--- THE TASK ---
Your task is to copy every line of the records below that contains "within".

--- EXCERPTED RECORDS ---
###

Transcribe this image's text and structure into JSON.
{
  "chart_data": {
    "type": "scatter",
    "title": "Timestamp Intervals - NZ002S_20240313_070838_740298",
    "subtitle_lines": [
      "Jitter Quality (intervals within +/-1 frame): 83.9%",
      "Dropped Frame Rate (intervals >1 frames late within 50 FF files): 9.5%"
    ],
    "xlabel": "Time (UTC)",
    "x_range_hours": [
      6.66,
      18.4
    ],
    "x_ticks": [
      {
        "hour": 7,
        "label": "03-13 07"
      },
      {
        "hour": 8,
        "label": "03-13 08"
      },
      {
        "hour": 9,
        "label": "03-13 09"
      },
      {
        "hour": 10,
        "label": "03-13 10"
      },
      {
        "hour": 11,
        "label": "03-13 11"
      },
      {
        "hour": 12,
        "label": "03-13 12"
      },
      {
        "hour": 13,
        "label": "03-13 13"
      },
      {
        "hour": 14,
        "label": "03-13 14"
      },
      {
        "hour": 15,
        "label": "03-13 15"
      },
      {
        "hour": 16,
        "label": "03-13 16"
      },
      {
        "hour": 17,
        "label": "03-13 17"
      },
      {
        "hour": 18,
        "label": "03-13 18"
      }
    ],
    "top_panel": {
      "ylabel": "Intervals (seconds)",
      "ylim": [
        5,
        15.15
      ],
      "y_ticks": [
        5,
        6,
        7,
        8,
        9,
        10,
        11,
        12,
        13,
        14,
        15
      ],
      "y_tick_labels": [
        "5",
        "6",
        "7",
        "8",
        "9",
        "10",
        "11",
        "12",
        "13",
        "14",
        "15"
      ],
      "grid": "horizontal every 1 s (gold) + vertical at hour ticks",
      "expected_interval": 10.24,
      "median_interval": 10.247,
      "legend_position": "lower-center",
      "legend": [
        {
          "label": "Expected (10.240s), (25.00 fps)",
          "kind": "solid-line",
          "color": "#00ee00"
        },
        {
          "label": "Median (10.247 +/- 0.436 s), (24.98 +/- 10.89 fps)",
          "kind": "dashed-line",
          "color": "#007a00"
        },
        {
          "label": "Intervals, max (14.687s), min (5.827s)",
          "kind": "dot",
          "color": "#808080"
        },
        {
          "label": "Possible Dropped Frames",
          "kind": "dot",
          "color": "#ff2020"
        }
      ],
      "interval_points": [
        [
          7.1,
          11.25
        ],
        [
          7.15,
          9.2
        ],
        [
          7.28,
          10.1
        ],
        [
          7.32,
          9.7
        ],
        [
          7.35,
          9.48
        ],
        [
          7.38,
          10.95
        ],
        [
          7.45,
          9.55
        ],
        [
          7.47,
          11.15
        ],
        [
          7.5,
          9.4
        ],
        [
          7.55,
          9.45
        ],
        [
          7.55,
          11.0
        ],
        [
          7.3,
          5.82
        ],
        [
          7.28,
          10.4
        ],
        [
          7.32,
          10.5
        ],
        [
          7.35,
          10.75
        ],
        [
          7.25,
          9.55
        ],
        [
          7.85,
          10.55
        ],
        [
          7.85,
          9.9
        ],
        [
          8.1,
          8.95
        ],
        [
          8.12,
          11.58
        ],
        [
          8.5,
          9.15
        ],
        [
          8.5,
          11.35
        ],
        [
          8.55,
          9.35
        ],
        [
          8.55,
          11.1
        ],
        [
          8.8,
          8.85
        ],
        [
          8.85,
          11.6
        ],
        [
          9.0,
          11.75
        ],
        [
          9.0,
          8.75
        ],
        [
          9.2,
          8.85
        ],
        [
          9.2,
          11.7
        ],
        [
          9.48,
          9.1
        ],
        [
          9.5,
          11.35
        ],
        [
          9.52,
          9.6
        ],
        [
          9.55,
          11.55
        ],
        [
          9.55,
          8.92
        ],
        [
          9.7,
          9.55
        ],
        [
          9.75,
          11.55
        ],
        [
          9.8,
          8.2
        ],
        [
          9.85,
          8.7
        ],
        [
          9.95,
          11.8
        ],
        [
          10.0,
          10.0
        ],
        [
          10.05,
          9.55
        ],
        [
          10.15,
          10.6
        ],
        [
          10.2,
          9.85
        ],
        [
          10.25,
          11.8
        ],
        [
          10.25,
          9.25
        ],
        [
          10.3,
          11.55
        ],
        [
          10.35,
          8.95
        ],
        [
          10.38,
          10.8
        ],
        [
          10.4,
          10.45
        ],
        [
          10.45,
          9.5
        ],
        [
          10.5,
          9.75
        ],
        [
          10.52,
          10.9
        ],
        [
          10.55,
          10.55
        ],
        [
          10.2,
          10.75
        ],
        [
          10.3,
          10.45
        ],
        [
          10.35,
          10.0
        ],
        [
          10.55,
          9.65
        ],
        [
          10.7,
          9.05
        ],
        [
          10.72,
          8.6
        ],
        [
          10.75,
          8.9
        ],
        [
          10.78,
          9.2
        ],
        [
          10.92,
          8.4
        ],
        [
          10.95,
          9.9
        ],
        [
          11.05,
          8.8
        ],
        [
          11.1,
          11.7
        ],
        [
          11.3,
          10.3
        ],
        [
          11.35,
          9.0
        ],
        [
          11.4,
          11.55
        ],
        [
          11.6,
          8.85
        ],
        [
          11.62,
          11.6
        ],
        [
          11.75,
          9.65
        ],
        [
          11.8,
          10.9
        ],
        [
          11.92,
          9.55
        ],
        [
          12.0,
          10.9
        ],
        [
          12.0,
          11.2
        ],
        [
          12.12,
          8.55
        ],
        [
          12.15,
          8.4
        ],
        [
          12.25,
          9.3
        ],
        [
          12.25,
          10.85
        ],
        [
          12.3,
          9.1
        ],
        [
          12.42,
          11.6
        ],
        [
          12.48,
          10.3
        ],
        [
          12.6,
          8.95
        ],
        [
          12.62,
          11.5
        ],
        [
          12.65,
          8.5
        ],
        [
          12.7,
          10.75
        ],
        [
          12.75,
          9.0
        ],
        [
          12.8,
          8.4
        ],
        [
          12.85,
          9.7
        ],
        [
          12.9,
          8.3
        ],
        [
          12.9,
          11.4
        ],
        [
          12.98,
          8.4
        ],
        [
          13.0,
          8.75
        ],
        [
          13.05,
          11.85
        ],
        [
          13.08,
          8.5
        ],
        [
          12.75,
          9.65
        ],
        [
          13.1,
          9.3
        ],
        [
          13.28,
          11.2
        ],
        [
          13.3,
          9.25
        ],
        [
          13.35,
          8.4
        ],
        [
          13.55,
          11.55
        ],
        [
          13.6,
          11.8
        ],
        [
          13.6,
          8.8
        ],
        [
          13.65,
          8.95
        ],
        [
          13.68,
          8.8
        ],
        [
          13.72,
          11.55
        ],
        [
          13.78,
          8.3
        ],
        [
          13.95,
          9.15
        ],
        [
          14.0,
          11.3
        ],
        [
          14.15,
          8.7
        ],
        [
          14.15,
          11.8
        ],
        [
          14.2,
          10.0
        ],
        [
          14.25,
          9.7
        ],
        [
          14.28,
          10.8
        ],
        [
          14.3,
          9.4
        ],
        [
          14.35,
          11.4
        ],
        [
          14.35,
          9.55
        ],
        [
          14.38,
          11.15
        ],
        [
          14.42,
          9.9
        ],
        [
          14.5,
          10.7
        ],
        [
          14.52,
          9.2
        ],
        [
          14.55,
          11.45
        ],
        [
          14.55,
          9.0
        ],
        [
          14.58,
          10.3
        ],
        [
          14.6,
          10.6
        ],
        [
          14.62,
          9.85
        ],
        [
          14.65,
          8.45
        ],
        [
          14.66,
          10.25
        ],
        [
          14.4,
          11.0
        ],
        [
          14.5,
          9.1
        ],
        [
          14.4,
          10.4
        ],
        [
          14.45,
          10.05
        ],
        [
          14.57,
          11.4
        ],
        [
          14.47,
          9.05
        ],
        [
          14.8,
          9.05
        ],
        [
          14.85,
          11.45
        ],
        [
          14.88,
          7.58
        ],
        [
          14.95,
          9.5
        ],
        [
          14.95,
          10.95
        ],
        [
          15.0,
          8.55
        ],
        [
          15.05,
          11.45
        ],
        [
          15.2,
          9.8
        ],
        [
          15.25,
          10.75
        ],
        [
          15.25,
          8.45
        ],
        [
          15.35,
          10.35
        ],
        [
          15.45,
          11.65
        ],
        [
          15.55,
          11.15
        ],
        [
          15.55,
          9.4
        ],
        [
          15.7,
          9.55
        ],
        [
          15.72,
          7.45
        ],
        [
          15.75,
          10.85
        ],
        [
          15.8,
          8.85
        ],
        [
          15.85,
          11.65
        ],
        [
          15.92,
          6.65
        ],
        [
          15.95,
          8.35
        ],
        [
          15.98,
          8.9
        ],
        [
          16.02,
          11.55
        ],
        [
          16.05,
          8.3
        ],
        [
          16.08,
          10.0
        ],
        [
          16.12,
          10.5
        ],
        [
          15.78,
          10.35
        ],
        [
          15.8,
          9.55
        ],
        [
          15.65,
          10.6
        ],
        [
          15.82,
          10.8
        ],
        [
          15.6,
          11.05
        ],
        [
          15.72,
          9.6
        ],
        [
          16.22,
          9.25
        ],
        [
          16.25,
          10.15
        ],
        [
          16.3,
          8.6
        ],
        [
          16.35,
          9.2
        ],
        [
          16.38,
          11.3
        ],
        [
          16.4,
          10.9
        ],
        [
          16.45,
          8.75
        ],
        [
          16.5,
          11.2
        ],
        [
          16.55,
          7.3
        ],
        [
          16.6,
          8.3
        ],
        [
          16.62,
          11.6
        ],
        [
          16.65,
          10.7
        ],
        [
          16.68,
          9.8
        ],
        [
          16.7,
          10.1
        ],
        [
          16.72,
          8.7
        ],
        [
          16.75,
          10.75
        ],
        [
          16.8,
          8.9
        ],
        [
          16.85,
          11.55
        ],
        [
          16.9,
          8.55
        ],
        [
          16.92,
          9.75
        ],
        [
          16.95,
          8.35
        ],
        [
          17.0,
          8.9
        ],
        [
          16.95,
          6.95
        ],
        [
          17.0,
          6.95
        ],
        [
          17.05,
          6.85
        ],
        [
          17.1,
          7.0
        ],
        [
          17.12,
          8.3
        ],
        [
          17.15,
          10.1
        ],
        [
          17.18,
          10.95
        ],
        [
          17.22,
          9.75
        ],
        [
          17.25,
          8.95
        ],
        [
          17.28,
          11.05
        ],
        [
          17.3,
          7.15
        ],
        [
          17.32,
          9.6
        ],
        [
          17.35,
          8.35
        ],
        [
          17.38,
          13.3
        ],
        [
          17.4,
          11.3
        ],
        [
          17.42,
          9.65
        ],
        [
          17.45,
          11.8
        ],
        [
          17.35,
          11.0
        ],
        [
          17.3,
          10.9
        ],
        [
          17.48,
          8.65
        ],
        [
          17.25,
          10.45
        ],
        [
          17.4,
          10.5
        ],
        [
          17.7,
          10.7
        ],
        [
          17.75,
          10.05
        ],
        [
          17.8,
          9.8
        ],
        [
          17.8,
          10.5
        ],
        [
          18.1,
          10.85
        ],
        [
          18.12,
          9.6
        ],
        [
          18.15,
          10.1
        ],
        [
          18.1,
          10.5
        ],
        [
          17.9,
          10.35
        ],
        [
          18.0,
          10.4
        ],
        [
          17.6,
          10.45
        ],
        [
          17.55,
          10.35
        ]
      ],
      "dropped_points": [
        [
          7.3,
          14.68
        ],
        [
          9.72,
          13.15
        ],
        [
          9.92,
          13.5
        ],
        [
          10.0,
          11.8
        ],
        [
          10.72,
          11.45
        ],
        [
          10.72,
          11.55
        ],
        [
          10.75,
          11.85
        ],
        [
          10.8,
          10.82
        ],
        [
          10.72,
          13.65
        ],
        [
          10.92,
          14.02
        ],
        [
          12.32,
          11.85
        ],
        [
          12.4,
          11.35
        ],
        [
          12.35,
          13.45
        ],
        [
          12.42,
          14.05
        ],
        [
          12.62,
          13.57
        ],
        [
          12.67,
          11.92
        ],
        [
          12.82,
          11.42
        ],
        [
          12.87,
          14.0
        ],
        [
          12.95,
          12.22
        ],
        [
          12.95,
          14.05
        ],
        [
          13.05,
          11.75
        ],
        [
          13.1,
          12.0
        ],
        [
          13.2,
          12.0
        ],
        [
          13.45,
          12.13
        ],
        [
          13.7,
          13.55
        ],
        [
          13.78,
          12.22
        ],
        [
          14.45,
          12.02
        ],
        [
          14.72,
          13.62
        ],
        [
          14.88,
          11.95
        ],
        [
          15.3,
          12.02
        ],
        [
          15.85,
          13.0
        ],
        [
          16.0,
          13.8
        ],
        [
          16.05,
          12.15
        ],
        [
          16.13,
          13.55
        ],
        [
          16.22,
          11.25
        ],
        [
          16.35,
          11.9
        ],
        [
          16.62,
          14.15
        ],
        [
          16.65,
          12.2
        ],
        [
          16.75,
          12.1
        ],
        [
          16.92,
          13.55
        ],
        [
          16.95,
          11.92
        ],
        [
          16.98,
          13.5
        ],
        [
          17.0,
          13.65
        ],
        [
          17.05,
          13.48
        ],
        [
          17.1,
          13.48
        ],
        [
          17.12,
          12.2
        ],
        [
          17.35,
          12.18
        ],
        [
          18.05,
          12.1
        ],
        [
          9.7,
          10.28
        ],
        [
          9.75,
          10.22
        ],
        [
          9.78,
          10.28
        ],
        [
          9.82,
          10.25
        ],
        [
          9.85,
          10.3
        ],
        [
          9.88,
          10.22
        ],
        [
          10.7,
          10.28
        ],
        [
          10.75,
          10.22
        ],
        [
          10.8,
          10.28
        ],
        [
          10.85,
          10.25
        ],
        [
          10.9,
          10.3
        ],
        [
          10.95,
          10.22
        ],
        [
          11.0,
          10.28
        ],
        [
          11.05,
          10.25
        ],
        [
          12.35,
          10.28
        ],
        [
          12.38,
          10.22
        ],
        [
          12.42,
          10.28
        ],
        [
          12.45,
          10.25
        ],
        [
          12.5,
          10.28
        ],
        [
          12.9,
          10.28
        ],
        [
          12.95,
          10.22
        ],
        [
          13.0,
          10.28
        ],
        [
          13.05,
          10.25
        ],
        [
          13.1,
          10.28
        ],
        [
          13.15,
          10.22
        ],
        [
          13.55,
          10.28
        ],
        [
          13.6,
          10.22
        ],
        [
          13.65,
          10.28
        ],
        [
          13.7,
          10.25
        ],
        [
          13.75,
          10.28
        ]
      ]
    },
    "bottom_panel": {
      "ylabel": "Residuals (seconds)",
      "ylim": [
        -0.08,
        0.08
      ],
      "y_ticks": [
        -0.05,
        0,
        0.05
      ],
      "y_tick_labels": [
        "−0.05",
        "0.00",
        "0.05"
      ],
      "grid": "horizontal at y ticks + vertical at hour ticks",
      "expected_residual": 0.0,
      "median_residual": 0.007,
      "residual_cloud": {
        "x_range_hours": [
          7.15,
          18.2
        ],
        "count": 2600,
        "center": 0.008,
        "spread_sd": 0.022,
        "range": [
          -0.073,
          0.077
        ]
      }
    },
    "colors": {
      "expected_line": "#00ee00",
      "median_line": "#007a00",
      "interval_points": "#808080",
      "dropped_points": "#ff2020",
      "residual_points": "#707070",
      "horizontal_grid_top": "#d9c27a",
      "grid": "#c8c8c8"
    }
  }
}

###

--- EXERCISE RESPONSE ---
      "Jitter Quality (intervals within +/-1 frame): 83.9%",
      "Dropped Frame Rate (intervals >1 frames late within 50 FF files): 9.5%"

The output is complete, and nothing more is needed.